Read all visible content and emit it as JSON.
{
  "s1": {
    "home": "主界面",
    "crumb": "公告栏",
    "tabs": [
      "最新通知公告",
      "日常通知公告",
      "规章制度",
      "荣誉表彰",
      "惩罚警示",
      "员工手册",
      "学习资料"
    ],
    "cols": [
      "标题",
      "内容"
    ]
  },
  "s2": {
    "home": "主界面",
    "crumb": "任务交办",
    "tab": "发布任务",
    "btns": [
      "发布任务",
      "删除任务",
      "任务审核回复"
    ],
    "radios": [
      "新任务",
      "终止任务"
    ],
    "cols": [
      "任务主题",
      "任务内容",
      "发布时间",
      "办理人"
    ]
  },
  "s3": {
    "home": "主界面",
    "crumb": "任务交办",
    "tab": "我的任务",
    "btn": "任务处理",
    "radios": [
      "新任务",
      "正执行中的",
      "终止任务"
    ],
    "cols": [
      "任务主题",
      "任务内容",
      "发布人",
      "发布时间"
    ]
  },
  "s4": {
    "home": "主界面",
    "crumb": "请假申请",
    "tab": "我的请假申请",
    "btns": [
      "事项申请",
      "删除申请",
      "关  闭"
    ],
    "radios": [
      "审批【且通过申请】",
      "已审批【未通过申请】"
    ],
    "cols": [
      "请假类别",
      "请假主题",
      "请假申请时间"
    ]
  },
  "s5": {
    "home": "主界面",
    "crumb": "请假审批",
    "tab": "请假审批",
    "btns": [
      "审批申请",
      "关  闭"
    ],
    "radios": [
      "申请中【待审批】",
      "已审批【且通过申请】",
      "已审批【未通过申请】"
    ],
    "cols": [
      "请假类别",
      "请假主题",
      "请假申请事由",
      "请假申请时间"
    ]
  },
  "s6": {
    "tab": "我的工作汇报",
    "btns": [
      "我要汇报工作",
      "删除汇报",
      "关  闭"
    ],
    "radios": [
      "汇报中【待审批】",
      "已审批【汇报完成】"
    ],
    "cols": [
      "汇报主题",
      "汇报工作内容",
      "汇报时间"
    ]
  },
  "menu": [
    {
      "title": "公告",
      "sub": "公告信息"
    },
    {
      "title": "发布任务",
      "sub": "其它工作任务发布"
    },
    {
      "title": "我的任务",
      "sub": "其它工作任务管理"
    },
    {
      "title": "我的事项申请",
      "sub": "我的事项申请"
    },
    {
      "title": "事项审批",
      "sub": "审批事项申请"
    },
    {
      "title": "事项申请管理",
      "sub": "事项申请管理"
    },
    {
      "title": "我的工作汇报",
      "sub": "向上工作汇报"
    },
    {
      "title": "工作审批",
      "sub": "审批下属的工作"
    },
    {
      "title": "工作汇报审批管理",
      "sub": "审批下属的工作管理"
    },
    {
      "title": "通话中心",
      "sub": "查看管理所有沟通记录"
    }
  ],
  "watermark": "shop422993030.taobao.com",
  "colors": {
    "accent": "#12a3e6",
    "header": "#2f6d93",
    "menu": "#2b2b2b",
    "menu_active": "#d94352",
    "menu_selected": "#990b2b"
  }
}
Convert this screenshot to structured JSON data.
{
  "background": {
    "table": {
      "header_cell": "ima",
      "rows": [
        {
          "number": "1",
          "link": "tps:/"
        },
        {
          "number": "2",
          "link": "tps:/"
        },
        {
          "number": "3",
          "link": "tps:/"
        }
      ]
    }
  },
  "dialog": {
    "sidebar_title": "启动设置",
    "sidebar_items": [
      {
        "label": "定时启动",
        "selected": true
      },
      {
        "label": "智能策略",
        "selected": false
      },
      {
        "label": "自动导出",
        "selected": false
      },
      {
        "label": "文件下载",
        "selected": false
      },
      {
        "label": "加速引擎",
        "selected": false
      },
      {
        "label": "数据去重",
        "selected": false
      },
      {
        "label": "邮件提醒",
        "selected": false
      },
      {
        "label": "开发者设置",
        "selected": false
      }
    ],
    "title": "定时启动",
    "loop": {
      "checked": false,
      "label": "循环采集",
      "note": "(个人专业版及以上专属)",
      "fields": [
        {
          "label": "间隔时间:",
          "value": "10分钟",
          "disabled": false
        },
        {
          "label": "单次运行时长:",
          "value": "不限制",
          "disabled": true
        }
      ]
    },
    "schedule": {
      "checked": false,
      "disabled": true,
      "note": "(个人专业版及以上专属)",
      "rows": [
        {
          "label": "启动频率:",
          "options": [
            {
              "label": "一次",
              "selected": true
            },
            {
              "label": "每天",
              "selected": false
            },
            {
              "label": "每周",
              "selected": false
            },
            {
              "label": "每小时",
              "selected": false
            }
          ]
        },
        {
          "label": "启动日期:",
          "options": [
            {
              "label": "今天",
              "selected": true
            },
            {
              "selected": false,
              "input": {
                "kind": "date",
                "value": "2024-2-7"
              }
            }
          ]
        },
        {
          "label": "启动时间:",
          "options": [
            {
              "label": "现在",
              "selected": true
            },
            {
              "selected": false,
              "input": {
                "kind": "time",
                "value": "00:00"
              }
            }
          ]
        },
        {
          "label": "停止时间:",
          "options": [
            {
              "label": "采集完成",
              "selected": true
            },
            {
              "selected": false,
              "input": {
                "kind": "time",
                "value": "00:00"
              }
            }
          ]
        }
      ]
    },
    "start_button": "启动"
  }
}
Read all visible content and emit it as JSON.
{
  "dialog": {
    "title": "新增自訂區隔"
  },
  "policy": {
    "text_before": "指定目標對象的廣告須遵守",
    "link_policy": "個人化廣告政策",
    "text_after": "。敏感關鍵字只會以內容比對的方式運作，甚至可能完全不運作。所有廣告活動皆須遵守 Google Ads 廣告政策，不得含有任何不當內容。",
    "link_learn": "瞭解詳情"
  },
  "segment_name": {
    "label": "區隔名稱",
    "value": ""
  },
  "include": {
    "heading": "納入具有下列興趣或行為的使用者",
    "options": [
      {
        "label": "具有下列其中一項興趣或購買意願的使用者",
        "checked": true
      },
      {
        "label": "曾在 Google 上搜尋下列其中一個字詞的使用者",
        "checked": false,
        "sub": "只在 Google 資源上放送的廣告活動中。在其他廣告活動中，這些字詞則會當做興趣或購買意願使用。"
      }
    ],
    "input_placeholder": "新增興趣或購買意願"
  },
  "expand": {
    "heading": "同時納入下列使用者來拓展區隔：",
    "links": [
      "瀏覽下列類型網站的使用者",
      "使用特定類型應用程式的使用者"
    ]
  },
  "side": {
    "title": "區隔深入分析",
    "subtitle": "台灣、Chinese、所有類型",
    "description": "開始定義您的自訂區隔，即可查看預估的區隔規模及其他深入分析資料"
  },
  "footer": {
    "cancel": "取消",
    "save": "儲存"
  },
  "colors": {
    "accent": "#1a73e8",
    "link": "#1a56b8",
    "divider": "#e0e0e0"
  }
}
──────────────────────────────
BRIEF =
Using the listing above, retype each line exactly.

EXERCISE ANSWER =
Read all visible content and emit it as JSON.
{
  "s1": {
    "home": "主界面",
    "crumb": "公告栏",
    "tabs": [
      "最新通知公告",
      "日常通知公告",
      "规章制度",
      "荣誉表彰",
      "惩罚警示",
      "员工手册",
      "学习资料"
    ],
    "cols": [
      "标题",
      "内容"
    ]
  },
  "s2": {
    "home": "主界面",
    "crumb": "任务交办",
    "tab": "发布任务",
    "btns": [
      "发布任务",
      "删除任务",
      "任务审核回复"
    ],
    "radios": [
      "新任务",
      "终止任务"
    ],
    "cols": [
      "任务主题",
      "任务内容",
      "发布时间",
      "办理人"
    ]
  },
  "s3": {
    "home": "主界面",
    "crumb": "任务交办",
    "tab": "我的任务",
    "btn": "任务处理",
    "radios": [
      "新任务",
      "正执行中的",
      "终止任务"
    ],
    "cols": [
      "任务主题",
      "任务内容",
      "发布人",
      "发布时间"
    ]
  },
  "s4": {
    "home": "主界面",
    "crumb": "请假申请",
    "tab": "我的请假申请",
    "btns": [
      "事项申请",
      "删除申请",
      "关  闭"
    ],
    "radios": [
      "审批【且通过申请】",
      "已审批【未通过申请】"
    ],
    "cols": [
      "请假类别",
      "请假主题",
      "请假申请时间"
    ]
  },
  "s5": {
    "home": "主界面",
    "crumb": "请假审批",
    "tab": "请假审批",
    "btns": [
      "审批申请",
      "关  闭"
    ],
    "radios": [
      "申请中【待审批】",
      "已审批【且通过申请】",
      "已审批【未通过申请】"
    ],
    "cols": [
      "请假类别",
      "请假主题",
      "请假申请事由",
      "请假申请时间"
    ]
  },
  "s6": {
    "tab": "我的工作汇报",
    "btns": [
      "我要汇报工作",
      "删除汇报",
      "关  闭"
    ],
    "radios": [
      "汇报中【待审批】",
      "已审批【汇报完成】"
    ],
    "cols": [
      "汇报主题",
      "汇报工作内容",
      "汇报时间"
    ]
  },
  "menu": [
    {
      "title": "公告",
      "sub": "公告信息"
    },
    {
      "title": "发布任务",
      "sub": "其它工作任务发布"
    },
    {
      "title": "我的任务",
      "sub": "其它工作任务管理"
    },
    {
      "title": "我的事项申请",
      "sub": "我的事项申请"
    },
    {
      "title": "事项审批",
      "sub": "审批事项申请"
    },
    {
      "title": "事项申请管理",
      "sub": "事项申请管理"
    },
    {
      "title": "我的工作汇报",
      "sub": "向上工作汇报"
    },
    {
      "title": "工作审批",
      "sub": "审批下属的工作"
    },
    {
      "title": "工作汇报审批管理",
      "sub": "审批下属的工作管理"
    },
    {
      "title": "通话中心",
      "sub": "查看管理所有沟通记录"
    }
  ],
  "watermark": "shop422993030.taobao.com",
  "colors": {
    "accent": "#12a3e6",
    "header": "#2f6d93",
    "menu": "#2b2b2b",
    "menu_active": "#d94352",
    "menu_selected": "#990b2b"
  }
}
Convert this screenshot to structured JSON data.
{
  "background": {
    "table": {
      "header_cell": "ima",
      "rows": [
        {
          "number": "1",
          "link": "tps:/"
        },
        {
          "number": "2",
          "link": "tps:/"
        },
        {
          "number": "3",
          "link": "tps:/"
        }
      ]
    }
  },
  "dialog": {
    "sidebar_title": "启动设置",
    "sidebar_items": [
      {
        "label": "定时启动",
        "selected": true
      },
      {
        "label": "智能策略",
        "selected": false
      },
      {
        "label": "自动导出",
        "selected": false
      },
      {
        "label": "文件下载",
        "selected": false
      },
      {
        "label": "加速引擎",
        "selected": false
      },
      {
        "label": "数据去重",
        "selected": false
      },
      {
        "label": "邮件提醒",
        "selected": false
      },
      {
        "label": "开发者设置",
        "selected": false
      }
    ],
    "title": "定时启动",
    "loop": {
      "checked": false,
      "label": "循环采集",
      "note": "(个人专业版及以上专属)",
      "fields": [
        {
          "label": "间隔时间:",
          "value": "10分钟",
          "disabled": false
        },
        {
          "label": "单次运行时长:",
          "value": "不限制",
          "disabled": true
        }
      ]
    },
    "schedule": {
      "checked": false,
      "disabled": true,
      "note": "(个人专业版及以上专属)",
      "rows": [
        {
          "label": "启动频率:",
          "options": [
            {
              "label": "一次",
              "selected": true
            },
            {
              "label": "每天",
              "selected": false
            },
            {
              "label": "每周",
              "selected": false
            },
            {
              "label": "每小时",
              "selected": false
            }
          ]
        },
        {
          "label": "启动日期:",
          "options": [
            {
              "label": "今天",
              "selected": true
            },
            {
              "selected": false,
              "input": {
                "kind": "date",
                "value": "2024-2-7"
              }
            }
          ]
        },
        {
          "label": "启动时间:",
          "options": [
            {
              "label": "现在",
              "selected": true
            },
            {
              "selected": false,
              "input": {
                "kind": "time",
                "value": "00:00"
              }
            }
          ]
        },
        {
          "label": "停止时间:",
          "options": [
            {
              "label": "采集完成",
              "selected": true
            },
            {
              "selected": false,
              "input": {
                "kind": "time",
                "value": "00:00"
              }
            }
          ]
        }
      ]
    },
    "start_button": "启动"
  }
}
Read all visible content and emit it as JSON.
{
  "dialog": {
    "title": "新增自訂區隔"
  },
  "policy": {
    "text_before": "指定目標對象的廣告須遵守",
    "link_policy": "個人化廣告政策",
    "text_after": "。敏感關鍵字只會以內容比對的方式運作，甚至可能完全不運作。所有廣告活動皆須遵守 Google Ads 廣告政策，不得含有任何不當內容。",
    "link_learn": "瞭解詳情"
  },
  "segment_name": {
    "label": "區隔名稱",
    "value": ""
  },
  "include": {
    "heading": "納入具有下列興趣或行為的使用者",
    "options": [
      {
        "label": "具有下列其中一項興趣或購買意願的使用者",
        "checked": true
      },
      {
        "label": "曾在 Google 上搜尋下列其中一個字詞的使用者",
        "checked": false,
        "sub": "只在 Google 資源上放送的廣告活動中。在其他廣告活動中，這些字詞則會當做興趣或購買意願使用。"
      }
    ],
    "input_placeholder": "新增興趣或購買意願"
  },
  "expand": {
    "heading": "同時納入下列使用者來拓展區隔：",
    "links": [
      "瀏覽下列類型網站的使用者",
      "使用特定類型應用程式的使用者"
    ]
  },
  "side": {
    "title": "區隔深入分析",
    "subtitle": "台灣、Chinese、所有類型",
    "description": "開始定義您的自訂區隔，即可查看預估的區隔規模及其他深入分析資料"
  },
  "footer": {
    "cancel": "取消",
    "save": "儲存"
  },
  "colors": {
    "accent": "#1a73e8",
    "link": "#1a56b8",
    "divider": "#e0e0e0"
  }
}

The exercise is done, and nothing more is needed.